(Data provided):
◆ ◆ ◆ ◆ ◆

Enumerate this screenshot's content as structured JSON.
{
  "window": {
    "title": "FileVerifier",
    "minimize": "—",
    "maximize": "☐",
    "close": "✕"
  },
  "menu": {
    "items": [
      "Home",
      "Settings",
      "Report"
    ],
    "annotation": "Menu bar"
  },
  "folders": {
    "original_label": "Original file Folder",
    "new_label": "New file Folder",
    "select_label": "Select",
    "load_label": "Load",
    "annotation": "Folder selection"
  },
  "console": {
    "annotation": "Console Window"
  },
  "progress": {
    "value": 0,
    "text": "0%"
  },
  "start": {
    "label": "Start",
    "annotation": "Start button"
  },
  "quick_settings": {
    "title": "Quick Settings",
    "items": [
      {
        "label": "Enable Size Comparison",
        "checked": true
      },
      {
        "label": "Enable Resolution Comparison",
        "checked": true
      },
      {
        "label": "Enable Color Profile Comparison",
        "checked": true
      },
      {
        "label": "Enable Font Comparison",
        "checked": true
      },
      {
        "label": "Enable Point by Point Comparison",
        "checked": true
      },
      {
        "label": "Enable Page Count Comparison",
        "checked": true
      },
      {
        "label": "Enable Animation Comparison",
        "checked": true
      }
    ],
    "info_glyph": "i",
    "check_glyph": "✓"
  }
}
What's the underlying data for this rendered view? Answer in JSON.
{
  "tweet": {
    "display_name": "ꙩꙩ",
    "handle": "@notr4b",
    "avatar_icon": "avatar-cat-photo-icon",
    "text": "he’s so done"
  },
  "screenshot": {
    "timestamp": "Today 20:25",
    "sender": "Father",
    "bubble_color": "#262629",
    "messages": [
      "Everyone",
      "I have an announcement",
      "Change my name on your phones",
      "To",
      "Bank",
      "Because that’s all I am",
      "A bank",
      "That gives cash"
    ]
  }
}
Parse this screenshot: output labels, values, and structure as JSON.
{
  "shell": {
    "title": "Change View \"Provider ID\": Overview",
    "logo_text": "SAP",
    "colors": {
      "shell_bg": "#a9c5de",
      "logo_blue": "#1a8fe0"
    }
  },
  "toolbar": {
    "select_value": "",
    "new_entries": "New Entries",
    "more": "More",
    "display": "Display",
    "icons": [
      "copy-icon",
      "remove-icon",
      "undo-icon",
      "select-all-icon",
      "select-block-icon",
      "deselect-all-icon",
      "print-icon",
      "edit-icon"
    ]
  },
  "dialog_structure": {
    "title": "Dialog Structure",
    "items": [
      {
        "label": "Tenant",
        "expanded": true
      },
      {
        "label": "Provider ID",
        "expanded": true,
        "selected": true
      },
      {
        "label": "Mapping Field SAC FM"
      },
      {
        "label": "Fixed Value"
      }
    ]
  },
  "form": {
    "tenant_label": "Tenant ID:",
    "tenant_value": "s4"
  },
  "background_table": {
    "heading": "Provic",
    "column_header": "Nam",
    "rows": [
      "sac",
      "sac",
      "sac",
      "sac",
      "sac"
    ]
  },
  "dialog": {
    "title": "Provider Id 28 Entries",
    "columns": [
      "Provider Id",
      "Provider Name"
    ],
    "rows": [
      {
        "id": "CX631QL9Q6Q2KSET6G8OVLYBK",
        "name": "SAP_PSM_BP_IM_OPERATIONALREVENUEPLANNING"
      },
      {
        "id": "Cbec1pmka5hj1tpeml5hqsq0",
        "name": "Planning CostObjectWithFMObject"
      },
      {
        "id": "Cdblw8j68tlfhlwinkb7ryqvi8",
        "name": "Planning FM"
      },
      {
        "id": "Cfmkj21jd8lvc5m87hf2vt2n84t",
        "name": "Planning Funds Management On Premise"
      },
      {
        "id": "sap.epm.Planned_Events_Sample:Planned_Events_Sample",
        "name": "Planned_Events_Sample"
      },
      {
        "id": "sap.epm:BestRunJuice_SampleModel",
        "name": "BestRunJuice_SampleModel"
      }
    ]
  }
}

◆ ◆ ◆ ◆ ◆

(Task statement): From the data above, work out how many lines hold "Comparison". Answer with the number alone.

(Right answer): 7